» Information given
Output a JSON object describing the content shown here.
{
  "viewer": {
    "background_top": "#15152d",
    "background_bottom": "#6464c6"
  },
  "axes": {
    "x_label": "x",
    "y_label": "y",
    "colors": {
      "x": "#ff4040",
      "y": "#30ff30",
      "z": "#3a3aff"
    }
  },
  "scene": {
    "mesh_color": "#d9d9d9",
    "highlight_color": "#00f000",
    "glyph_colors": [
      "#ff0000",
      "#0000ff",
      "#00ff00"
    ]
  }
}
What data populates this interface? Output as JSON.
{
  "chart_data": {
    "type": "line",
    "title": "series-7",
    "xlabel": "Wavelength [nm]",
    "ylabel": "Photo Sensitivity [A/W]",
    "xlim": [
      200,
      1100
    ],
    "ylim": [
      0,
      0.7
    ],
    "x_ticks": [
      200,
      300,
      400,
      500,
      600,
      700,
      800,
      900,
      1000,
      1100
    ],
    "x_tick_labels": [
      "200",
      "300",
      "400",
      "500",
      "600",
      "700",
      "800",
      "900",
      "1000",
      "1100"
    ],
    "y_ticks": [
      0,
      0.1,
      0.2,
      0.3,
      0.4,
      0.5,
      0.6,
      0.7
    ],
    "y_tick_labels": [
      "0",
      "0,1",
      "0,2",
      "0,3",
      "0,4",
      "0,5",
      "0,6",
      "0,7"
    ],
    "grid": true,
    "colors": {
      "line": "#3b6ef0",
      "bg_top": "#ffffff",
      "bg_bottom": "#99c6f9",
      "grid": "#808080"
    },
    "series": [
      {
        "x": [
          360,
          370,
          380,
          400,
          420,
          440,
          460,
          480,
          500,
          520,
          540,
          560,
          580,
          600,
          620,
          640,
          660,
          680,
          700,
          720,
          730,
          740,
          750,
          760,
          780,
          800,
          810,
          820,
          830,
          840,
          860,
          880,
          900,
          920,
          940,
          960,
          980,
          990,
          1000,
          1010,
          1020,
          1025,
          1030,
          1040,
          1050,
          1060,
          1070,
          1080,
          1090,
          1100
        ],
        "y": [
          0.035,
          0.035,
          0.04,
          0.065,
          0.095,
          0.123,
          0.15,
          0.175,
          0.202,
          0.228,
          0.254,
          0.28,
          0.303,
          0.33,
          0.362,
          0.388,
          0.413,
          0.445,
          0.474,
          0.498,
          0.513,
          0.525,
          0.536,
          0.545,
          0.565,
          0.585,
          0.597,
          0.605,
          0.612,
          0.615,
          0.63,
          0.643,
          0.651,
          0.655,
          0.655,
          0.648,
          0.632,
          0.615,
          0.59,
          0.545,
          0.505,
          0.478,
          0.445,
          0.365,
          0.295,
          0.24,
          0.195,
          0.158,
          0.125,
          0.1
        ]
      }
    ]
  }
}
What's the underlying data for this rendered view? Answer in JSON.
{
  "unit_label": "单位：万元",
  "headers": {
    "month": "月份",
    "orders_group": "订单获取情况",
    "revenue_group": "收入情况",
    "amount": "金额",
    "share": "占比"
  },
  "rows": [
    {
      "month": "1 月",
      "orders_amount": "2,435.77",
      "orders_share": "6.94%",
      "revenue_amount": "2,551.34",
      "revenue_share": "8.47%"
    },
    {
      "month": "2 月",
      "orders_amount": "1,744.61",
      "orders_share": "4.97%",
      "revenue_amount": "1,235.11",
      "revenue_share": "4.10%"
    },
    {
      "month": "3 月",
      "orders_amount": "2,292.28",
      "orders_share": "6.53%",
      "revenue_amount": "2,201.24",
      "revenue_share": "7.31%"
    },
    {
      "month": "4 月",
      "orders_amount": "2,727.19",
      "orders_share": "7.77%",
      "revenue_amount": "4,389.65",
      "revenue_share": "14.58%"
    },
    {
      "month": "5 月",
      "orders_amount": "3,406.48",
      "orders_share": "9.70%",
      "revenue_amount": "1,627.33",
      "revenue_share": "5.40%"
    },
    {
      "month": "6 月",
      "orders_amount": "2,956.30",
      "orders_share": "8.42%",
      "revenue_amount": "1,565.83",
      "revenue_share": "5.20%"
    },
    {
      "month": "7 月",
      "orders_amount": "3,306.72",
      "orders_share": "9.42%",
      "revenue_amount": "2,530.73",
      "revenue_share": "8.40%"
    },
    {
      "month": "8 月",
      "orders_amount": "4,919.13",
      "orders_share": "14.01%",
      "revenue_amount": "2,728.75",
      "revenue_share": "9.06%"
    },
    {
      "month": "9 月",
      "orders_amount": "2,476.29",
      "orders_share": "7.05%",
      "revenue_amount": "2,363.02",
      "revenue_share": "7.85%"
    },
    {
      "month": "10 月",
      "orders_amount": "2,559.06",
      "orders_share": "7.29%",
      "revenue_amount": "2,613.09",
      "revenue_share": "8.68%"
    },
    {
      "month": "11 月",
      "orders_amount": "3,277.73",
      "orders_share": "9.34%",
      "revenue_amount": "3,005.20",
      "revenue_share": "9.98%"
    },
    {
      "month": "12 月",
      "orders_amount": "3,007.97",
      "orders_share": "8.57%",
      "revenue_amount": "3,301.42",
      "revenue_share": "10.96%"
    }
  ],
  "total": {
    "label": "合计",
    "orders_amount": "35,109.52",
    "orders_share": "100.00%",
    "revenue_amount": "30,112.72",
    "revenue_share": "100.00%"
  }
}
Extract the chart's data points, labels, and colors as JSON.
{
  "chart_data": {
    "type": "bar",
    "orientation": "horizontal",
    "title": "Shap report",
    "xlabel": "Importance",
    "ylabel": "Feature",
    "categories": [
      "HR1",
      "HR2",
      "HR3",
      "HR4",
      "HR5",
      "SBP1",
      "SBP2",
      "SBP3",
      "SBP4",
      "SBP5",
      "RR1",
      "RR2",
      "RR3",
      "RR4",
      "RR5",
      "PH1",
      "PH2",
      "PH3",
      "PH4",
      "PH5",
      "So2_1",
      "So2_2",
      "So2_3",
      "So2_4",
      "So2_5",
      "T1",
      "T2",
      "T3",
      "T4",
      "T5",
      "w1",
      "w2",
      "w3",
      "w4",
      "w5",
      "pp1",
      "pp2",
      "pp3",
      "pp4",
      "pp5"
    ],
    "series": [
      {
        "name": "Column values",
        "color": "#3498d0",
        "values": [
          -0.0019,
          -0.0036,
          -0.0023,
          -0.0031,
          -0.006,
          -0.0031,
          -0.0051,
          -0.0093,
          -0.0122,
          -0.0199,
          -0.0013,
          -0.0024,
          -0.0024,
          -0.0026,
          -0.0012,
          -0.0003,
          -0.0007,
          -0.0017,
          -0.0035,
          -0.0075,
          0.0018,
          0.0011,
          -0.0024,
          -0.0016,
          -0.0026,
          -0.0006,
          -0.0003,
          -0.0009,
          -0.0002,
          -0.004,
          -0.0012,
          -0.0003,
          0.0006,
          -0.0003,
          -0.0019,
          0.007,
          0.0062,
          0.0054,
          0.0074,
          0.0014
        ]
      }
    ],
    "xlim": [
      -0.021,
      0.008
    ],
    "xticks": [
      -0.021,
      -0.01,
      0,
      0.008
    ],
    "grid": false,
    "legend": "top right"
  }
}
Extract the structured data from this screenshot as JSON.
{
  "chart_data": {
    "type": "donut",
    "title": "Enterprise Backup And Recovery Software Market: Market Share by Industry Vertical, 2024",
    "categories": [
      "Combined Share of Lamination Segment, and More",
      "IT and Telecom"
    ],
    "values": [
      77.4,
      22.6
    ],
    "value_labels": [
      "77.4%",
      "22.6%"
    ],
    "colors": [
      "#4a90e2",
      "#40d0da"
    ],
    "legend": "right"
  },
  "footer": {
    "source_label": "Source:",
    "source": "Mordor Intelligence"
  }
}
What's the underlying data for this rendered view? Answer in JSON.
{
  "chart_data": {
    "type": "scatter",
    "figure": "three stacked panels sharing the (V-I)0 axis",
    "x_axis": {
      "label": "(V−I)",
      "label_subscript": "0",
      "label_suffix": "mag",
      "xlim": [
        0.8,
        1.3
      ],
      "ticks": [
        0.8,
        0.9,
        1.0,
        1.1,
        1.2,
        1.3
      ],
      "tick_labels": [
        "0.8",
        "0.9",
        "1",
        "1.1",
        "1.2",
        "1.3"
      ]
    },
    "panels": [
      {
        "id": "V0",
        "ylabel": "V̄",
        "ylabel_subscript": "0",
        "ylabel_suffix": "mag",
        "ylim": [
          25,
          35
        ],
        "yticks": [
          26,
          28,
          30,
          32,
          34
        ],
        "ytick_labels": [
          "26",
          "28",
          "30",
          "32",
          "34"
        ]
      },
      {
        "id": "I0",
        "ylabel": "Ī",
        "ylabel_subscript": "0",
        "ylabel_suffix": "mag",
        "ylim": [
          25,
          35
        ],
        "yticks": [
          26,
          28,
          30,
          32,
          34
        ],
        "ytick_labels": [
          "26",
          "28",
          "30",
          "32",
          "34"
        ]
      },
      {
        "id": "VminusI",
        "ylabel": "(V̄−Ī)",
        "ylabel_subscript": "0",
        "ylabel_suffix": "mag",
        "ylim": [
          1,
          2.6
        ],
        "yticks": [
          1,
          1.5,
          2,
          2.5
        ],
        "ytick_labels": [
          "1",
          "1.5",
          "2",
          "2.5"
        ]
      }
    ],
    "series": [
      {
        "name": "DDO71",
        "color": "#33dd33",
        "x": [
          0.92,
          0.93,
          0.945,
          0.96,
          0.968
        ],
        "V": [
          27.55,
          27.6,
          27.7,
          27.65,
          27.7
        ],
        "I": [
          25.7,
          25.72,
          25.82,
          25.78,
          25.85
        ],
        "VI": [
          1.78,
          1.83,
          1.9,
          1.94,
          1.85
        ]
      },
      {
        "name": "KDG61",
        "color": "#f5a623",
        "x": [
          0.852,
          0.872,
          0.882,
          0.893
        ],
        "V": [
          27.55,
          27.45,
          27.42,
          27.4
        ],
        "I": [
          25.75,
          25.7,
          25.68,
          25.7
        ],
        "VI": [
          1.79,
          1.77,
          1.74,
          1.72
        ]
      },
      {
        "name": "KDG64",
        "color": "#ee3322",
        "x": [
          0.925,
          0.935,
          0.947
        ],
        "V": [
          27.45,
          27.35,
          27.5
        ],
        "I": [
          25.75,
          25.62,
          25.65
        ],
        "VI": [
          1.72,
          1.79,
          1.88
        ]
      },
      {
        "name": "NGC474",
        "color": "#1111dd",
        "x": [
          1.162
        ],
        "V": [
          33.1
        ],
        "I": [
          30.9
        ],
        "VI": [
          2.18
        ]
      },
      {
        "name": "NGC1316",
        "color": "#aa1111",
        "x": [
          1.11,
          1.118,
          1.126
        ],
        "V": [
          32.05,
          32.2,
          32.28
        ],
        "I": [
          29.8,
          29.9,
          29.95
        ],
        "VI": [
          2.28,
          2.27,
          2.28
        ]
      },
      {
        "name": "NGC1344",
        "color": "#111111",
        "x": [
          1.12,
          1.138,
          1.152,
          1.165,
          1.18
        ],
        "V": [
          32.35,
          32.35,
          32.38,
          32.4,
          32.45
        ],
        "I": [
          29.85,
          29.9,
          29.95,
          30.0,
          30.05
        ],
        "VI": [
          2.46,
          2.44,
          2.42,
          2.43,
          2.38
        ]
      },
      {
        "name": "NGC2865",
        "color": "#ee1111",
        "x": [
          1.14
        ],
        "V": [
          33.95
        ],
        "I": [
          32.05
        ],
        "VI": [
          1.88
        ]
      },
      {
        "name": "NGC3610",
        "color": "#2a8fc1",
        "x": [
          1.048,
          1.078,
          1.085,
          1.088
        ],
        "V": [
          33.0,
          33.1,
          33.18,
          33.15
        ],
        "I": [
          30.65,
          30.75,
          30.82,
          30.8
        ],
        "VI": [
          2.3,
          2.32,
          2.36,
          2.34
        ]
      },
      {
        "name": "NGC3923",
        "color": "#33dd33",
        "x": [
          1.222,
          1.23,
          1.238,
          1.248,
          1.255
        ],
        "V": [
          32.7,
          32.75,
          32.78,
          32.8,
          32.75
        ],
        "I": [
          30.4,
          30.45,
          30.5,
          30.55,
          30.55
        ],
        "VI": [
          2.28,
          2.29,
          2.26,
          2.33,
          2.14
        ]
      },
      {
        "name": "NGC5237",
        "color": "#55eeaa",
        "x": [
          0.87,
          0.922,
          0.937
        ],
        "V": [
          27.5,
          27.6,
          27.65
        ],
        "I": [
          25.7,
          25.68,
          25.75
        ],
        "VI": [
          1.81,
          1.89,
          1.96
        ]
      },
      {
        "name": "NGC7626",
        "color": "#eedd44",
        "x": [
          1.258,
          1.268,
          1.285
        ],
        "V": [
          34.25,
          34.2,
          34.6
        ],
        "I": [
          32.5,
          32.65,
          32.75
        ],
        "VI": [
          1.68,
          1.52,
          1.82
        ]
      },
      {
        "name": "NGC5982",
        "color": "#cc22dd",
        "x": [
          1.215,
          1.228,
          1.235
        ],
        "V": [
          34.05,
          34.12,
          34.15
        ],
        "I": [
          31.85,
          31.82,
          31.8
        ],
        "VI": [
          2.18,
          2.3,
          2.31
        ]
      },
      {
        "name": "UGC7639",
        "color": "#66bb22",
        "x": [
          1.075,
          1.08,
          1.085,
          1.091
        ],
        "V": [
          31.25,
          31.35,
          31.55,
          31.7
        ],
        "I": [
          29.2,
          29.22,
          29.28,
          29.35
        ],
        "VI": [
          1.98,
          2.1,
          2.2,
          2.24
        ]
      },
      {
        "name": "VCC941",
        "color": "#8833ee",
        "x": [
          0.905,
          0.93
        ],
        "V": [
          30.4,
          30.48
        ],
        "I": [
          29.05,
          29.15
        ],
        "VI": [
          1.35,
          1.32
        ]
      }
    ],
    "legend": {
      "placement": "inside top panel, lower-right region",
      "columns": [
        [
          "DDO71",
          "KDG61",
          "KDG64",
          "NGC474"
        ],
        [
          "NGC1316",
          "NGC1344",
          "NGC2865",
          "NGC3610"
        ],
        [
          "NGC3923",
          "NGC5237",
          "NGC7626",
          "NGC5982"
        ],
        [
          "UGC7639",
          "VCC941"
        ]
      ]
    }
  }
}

» What is needed
From the listing above, collect each line in which the string "panels" appears.

» Result for this task
    "figure": "three stacked panels sharing the (V-I)0 axis",
    "panels": [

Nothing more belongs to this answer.